Transcribe all of the records word for word, but omit the pictures.

** begin Input for this task **

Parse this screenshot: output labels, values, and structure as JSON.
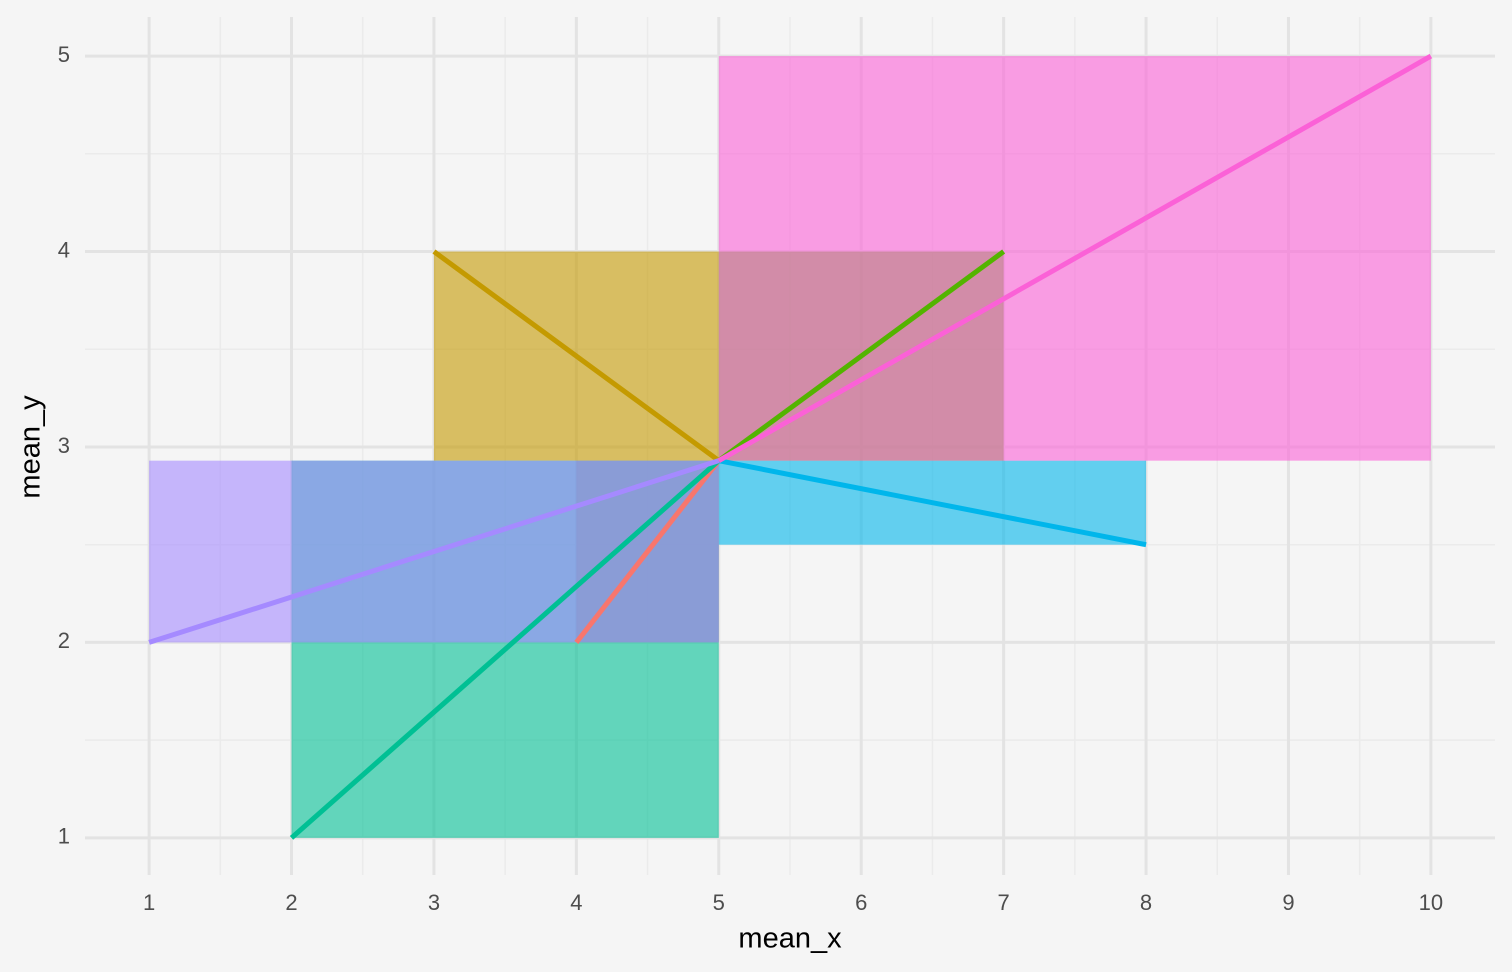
{
  "chart_data": {
    "type": "segment-rect",
    "x_label": "mean_x",
    "y_label": "mean_y",
    "xlim": [
      0.55,
      10.45
    ],
    "ylim": [
      0.81,
      5.2
    ],
    "xticks": [
      1,
      2,
      3,
      4,
      5,
      6,
      7,
      8,
      9,
      10
    ],
    "yticks": [
      1,
      2,
      3,
      4,
      5
    ],
    "grid": true,
    "series": [
      {
        "color": "#F8766D",
        "x": [
          5,
          4
        ],
        "y": [
          2.93,
          2
        ]
      },
      {
        "color": "#C49A00",
        "x": [
          5,
          3
        ],
        "y": [
          2.93,
          4
        ]
      },
      {
        "color": "#53B400",
        "x": [
          5,
          7
        ],
        "y": [
          2.93,
          4
        ]
      },
      {
        "color": "#00C094",
        "x": [
          5,
          2
        ],
        "y": [
          2.93,
          1
        ]
      },
      {
        "color": "#00B6EB",
        "x": [
          5,
          8
        ],
        "y": [
          2.93,
          2.5
        ]
      },
      {
        "color": "#A58AFF",
        "x": [
          5,
          1
        ],
        "y": [
          2.93,
          2
        ]
      },
      {
        "color": "#FB61D7",
        "x": [
          5,
          10
        ],
        "y": [
          2.93,
          5
        ]
      }
    ]
  }
}
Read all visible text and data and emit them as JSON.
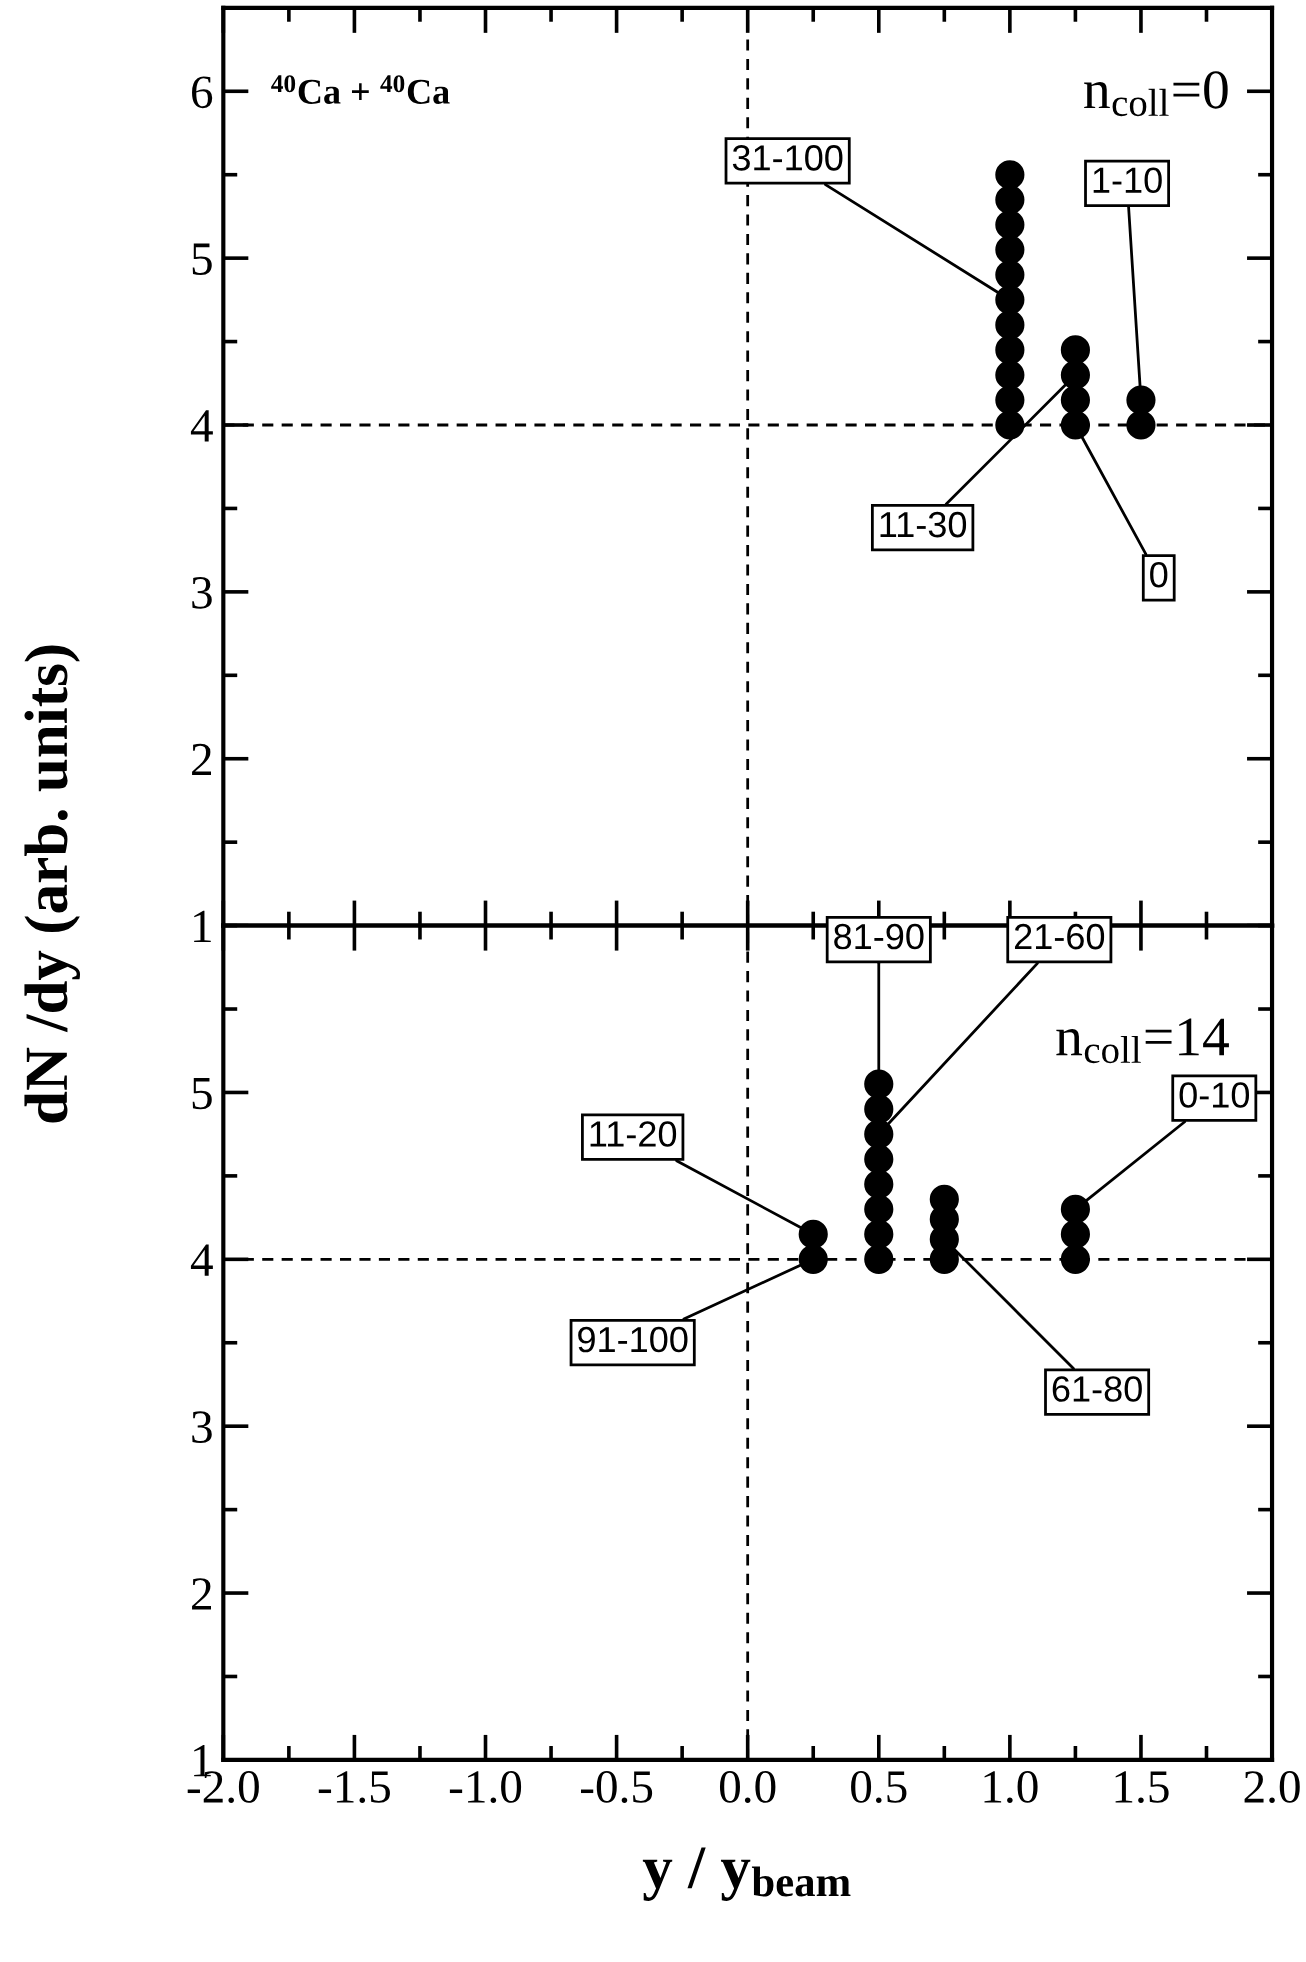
{
  "chart_data": [
    {
      "type": "scatter",
      "ylabel": "dN /dy (arb. units)",
      "xlim": [
        -2.0,
        2.0
      ],
      "xticks": [
        -2,
        -1.5,
        -1,
        -0.5,
        0,
        0.5,
        1,
        1.5,
        2
      ],
      "ylim": [
        1,
        6.5
      ],
      "yticks": [
        1,
        2,
        3,
        4,
        5,
        6
      ],
      "tick_labels": "y",
      "marker": "circle",
      "series": [
        {
          "color": "#000000",
          "x": [
            1.0,
            1.0,
            1.0,
            1.0,
            1.0,
            1.0,
            1.0,
            1.0,
            1.0,
            1.0,
            1.0
          ],
          "values": [
            4.0,
            4.15,
            4.3,
            4.45,
            4.6,
            4.75,
            4.9,
            5.05,
            5.2,
            5.35,
            5.5
          ]
        },
        {
          "color": "#000000",
          "x": [
            1.25,
            1.25,
            1.25,
            1.25
          ],
          "values": [
            4.0,
            4.15,
            4.3,
            4.45
          ]
        },
        {
          "color": "#000000",
          "x": [
            1.5,
            1.5
          ],
          "values": [
            4.0,
            4.15
          ]
        }
      ],
      "ref_lines": [
        {
          "axis": "y",
          "value": 4,
          "line_style": "dashed",
          "color": "#000000"
        },
        {
          "axis": "x",
          "value": 0,
          "line_style": "dashed",
          "color": "#000000"
        }
      ],
      "annotations": [
        "$^{40}$Ca + $^{40}$Ca",
        "n$_{coll}$=0",
        {
          "text": "31-100",
          "x": 1.0,
          "y": 4.75
        },
        {
          "text": "11-30",
          "x": 1.25,
          "y": 4.3
        },
        {
          "text": "0",
          "x": 1.25,
          "y": 4.0
        },
        {
          "text": "1-10",
          "x": 1.5,
          "y": 4.15
        }
      ]
    },
    {
      "type": "scatter",
      "xlabel": "y / y$_{beam}$",
      "xlim": [
        -2.0,
        2.0
      ],
      "xticks": [
        {
          "value": -2,
          "label": "-2.0"
        },
        -1.5,
        {
          "value": -1,
          "label": "-1.0"
        },
        -0.5,
        {
          "value": 0,
          "label": "0.0"
        },
        0.5,
        {
          "value": 1,
          "label": "1.0"
        },
        1.5,
        {
          "value": 2,
          "label": "2.0"
        }
      ],
      "ylim": [
        1,
        6
      ],
      "yticks": [
        1,
        2,
        3,
        4,
        5
      ],
      "marker": "circle",
      "series": [
        {
          "color": "#000000",
          "x": [
            0.25,
            0.25
          ],
          "values": [
            4.0,
            4.15
          ]
        },
        {
          "color": "#000000",
          "x": [
            0.5,
            0.5,
            0.5,
            0.5,
            0.5,
            0.5,
            0.5,
            0.5
          ],
          "values": [
            4.0,
            4.15,
            4.3,
            4.45,
            4.6,
            4.75,
            4.9,
            5.05
          ]
        },
        {
          "color": "#000000",
          "x": [
            0.75,
            0.75,
            0.75,
            0.75
          ],
          "values": [
            4.0,
            4.12,
            4.24,
            4.36
          ]
        },
        {
          "color": "#000000",
          "x": [
            1.25,
            1.25,
            1.25
          ],
          "values": [
            4.0,
            4.15,
            4.3
          ]
        }
      ],
      "ref_lines": [
        {
          "axis": "y",
          "value": 4,
          "line_style": "dashed",
          "color": "#000000"
        },
        {
          "axis": "x",
          "value": 0,
          "line_style": "dashed",
          "color": "#000000"
        }
      ],
      "annotations": [
        "n$_{coll}$=14",
        {
          "text": "81-90",
          "x": 0.5,
          "y": 5.05
        },
        {
          "text": "21-60",
          "x": 0.5,
          "y": 4.75
        },
        {
          "text": "0-10",
          "x": 1.25,
          "y": 4.3
        },
        {
          "text": "11-20",
          "x": 0.25,
          "y": 4.15
        },
        {
          "text": "91-100",
          "x": 0.25,
          "y": 4.0
        },
        {
          "text": "61-80",
          "x": 0.75,
          "y": 4.12
        }
      ]
    }
  ]
}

** end Input for this task **

** Solution to this exercise **
Parse this screenshot: output labels, values, and structure as JSON.
{
  "chart_data": {
    "type": "segment-rect",
    "x_label": "mean_x",
    "y_label": "mean_y",
    "xlim": [
      0.55,
      10.45
    ],
    "ylim": [
      0.81,
      5.2
    ],
    "xticks": [
      1,
      2,
      3,
      4,
      5,
      6,
      7,
      8,
      9,
      10
    ],
    "yticks": [
      1,
      2,
      3,
      4,
      5
    ],
    "grid": true,
    "series": [
      {
        "color": "#F8766D",
        "x": [
          5,
          4
        ],
        "y": [
          2.93,
          2
        ]
      },
      {
        "color": "#C49A00",
        "x": [
          5,
          3
        ],
        "y": [
          2.93,
          4
        ]
      },
      {
        "color": "#53B400",
        "x": [
          5,
          7
        ],
        "y": [
          2.93,
          4
        ]
      },
      {
        "color": "#00C094",
        "x": [
          5,
          2
        ],
        "y": [
          2.93,
          1
        ]
      },
      {
        "color": "#00B6EB",
        "x": [
          5,
          8
        ],
        "y": [
          2.93,
          2.5
        ]
      },
      {
        "color": "#A58AFF",
        "x": [
          5,
          1
        ],
        "y": [
          2.93,
          2
        ]
      },
      {
        "color": "#FB61D7",
        "x": [
          5,
          10
        ],
        "y": [
          2.93,
          5
        ]
      }
    ]
  }
}
Read all visible text and data and emit them as JSON.
{
  "chart_data": [
    {
      "type": "scatter",
      "ylabel": "dN /dy (arb. units)",
      "xlim": [
        -2.0,
        2.0
      ],
      "xticks": [
        -2,
        -1.5,
        -1,
        -0.5,
        0,
        0.5,
        1,
        1.5,
        2
      ],
      "ylim": [
        1,
        6.5
      ],
      "yticks": [
        1,
        2,
        3,
        4,
        5,
        6
      ],
      "tick_labels": "y",
      "marker": "circle",
      "series": [
        {
          "color": "#000000",
          "x": [
            1.0,
            1.0,
            1.0,
            1.0,
            1.0,
            1.0,
            1.0,
            1.0,
            1.0,
            1.0,
            1.0
          ],
          "values": [
            4.0,
            4.15,
            4.3,
            4.45,
            4.6,
            4.75,
            4.9,
            5.05,
            5.2,
            5.35,
            5.5
          ]
        },
        {
          "color": "#000000",
          "x": [
            1.25,
            1.25,
            1.25,
            1.25
          ],
          "values": [
            4.0,
            4.15,
            4.3,
            4.45
          ]
        },
        {
          "color": "#000000",
          "x": [
            1.5,
            1.5
          ],
          "values": [
            4.0,
            4.15
          ]
        }
      ],
      "ref_lines": [
        {
          "axis": "y",
          "value": 4,
          "line_style": "dashed",
          "color": "#000000"
        },
        {
          "axis": "x",
          "value": 0,
          "line_style": "dashed",
          "color": "#000000"
        }
      ],
      "annotations": [
        "$^{40}$Ca + $^{40}$Ca",
        "n$_{coll}$=0",
        {
          "text": "31-100",
          "x": 1.0,
          "y": 4.75
        },
        {
          "text": "11-30",
          "x": 1.25,
          "y": 4.3
        },
        {
          "text": "0",
          "x": 1.25,
          "y": 4.0
        },
        {
          "text": "1-10",
          "x": 1.5,
          "y": 4.15
        }
      ]
    },
    {
      "type": "scatter",
      "xlabel": "y / y$_{beam}$",
      "xlim": [
        -2.0,
        2.0
      ],
      "xticks": [
        {
          "value": -2,
          "label": "-2.0"
        },
        -1.5,
        {
          "value": -1,
          "label": "-1.0"
        },
        -0.5,
        {
          "value": 0,
          "label": "0.0"
        },
        0.5,
        {
          "value": 1,
          "label": "1.0"
        },
        1.5,
        {
          "value": 2,
          "label": "2.0"
        }
      ],
      "ylim": [
        1,
        6
      ],
      "yticks": [
        1,
        2,
        3,
        4,
        5
      ],
      "marker": "circle",
      "series": [
        {
          "color": "#000000",
          "x": [
            0.25,
            0.25
          ],
          "values": [
            4.0,
            4.15
          ]
        },
        {
          "color": "#000000",
          "x": [
            0.5,
            0.5,
            0.5,
            0.5,
            0.5,
            0.5,
            0.5,
            0.5
          ],
          "values": [
            4.0,
            4.15,
            4.3,
            4.45,
            4.6,
            4.75,
            4.9,
            5.05
          ]
        },
        {
          "color": "#000000",
          "x": [
            0.75,
            0.75,
            0.75,
            0.75
          ],
          "values": [
            4.0,
            4.12,
            4.24,
            4.36
          ]
        },
        {
          "color": "#000000",
          "x": [
            1.25,
            1.25,
            1.25
          ],
          "values": [
            4.0,
            4.15,
            4.3
          ]
        }
      ],
      "ref_lines": [
        {
          "axis": "y",
          "value": 4,
          "line_style": "dashed",
          "color": "#000000"
        },
        {
          "axis": "x",
          "value": 0,
          "line_style": "dashed",
          "color": "#000000"
        }
      ],
      "annotations": [
        "n$_{coll}$=14",
        {
          "text": "81-90",
          "x": 0.5,
          "y": 5.05
        },
        {
          "text": "21-60",
          "x": 0.5,
          "y": 4.75
        },
        {
          "text": "0-10",
          "x": 1.25,
          "y": 4.3
        },
        {
          "text": "11-20",
          "x": 0.25,
          "y": 4.15
        },
        {
          "text": "91-100",
          "x": 0.25,
          "y": 4.0
        },
        {
          "text": "61-80",
          "x": 0.75,
          "y": 4.12
        }
      ]
    }
  ]
}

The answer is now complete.